> [EXERCISE BRIEF] Copy out the entries below, substituting "data-line" for every "series-line" and keeping everything else unchanged. Leave out the pictures.

Start DATA

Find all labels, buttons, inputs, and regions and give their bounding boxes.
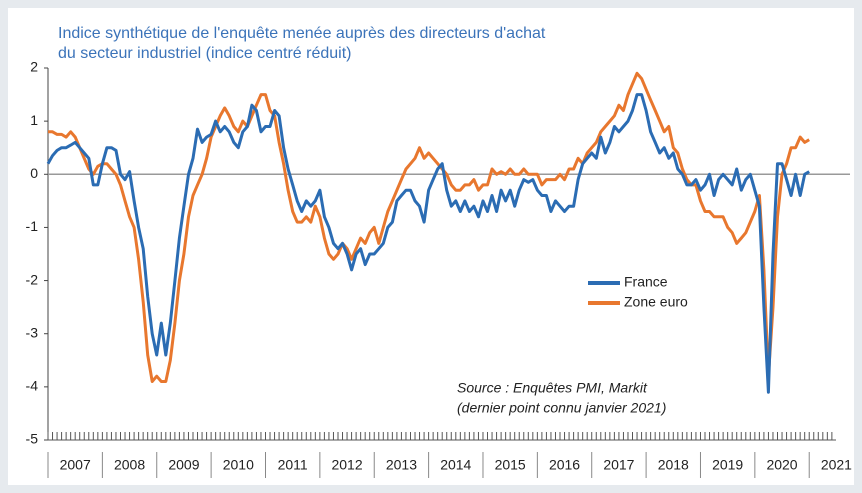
x-tick-label: 2010	[223, 457, 254, 473]
series-line	[48, 71, 810, 383]
x-tick-label: 2021	[821, 457, 852, 473]
annotation: Source : Enquêtes PMI, Markit	[457, 380, 648, 396]
y-tick-label: 1	[30, 112, 38, 128]
panel	[8, 8, 854, 485]
y-tick-label: 2	[30, 59, 38, 75]
x-tick-label: 2007	[60, 457, 91, 473]
x-tick-label: 2019	[712, 457, 743, 473]
x-tick-label: 2008	[114, 457, 145, 473]
y-tick-label: -3	[26, 324, 39, 340]
series-line	[46, 93, 810, 394]
x-tick-label: 2017	[603, 457, 634, 473]
y-tick-label: -4	[26, 378, 39, 394]
annotation: (dernier point connu janvier 2021)	[457, 400, 666, 416]
x-tick-label: 2015	[495, 457, 526, 473]
x-tick-label: 2011	[278, 457, 308, 473]
legend-label: Zone euro	[624, 294, 688, 310]
y-tick-label: 0	[30, 165, 38, 181]
y-tick-label: -5	[26, 431, 39, 447]
chart-title: Indice synthétique de l'enquête menée au…	[58, 25, 546, 42]
x-tick-label: 2020	[766, 457, 797, 473]
chart-title: du secteur industriel (indice centré réd…	[58, 45, 351, 62]
x-tick-label: 2013	[386, 457, 417, 473]
y-tick-label: -2	[26, 271, 39, 287]
x-tick-label: 2018	[658, 457, 689, 473]
x-tick-label: 2014	[440, 457, 471, 473]
y-tick-label: -1	[26, 218, 39, 234]
legend-label: France	[624, 274, 668, 290]
x-tick-label: 2012	[331, 457, 362, 473]
x-tick-label: 2009	[168, 457, 199, 473]
x-tick-label: 2016	[549, 457, 580, 473]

End DATA

> [OUTPUT OF THE TASK]
Find all labels, buttons, inputs, and regions and give their bounding boxes.
x-tick-label: 2010	[223, 457, 254, 473]
data-line	[48, 71, 810, 383]
x-tick-label: 2021	[821, 457, 852, 473]
annotation: Source : Enquêtes PMI, Markit	[457, 380, 648, 396]
y-tick-label: 1	[30, 112, 38, 128]
panel	[8, 8, 854, 485]
y-tick-label: 2	[30, 59, 38, 75]
x-tick-label: 2007	[60, 457, 91, 473]
x-tick-label: 2019	[712, 457, 743, 473]
x-tick-label: 2008	[114, 457, 145, 473]
y-tick-label: -3	[26, 324, 39, 340]
data-line	[46, 93, 810, 394]
x-tick-label: 2017	[603, 457, 634, 473]
y-tick-label: -4	[26, 378, 39, 394]
annotation: (dernier point connu janvier 2021)	[457, 400, 666, 416]
x-tick-label: 2015	[495, 457, 526, 473]
x-tick-label: 2011	[278, 457, 308, 473]
legend-label: Zone euro	[624, 294, 688, 310]
y-tick-label: 0	[30, 165, 38, 181]
y-tick-label: -5	[26, 431, 39, 447]
chart-title: Indice synthétique de l'enquête menée au…	[58, 25, 546, 42]
x-tick-label: 2020	[766, 457, 797, 473]
chart-title: du secteur industriel (indice centré réd…	[58, 45, 351, 62]
x-tick-label: 2013	[386, 457, 417, 473]
y-tick-label: -2	[26, 271, 39, 287]
x-tick-label: 2018	[658, 457, 689, 473]
x-tick-label: 2014	[440, 457, 471, 473]
y-tick-label: -1	[26, 218, 39, 234]
legend-label: France	[624, 274, 668, 290]
x-tick-label: 2012	[331, 457, 362, 473]
x-tick-label: 2009	[168, 457, 199, 473]
x-tick-label: 2016	[549, 457, 580, 473]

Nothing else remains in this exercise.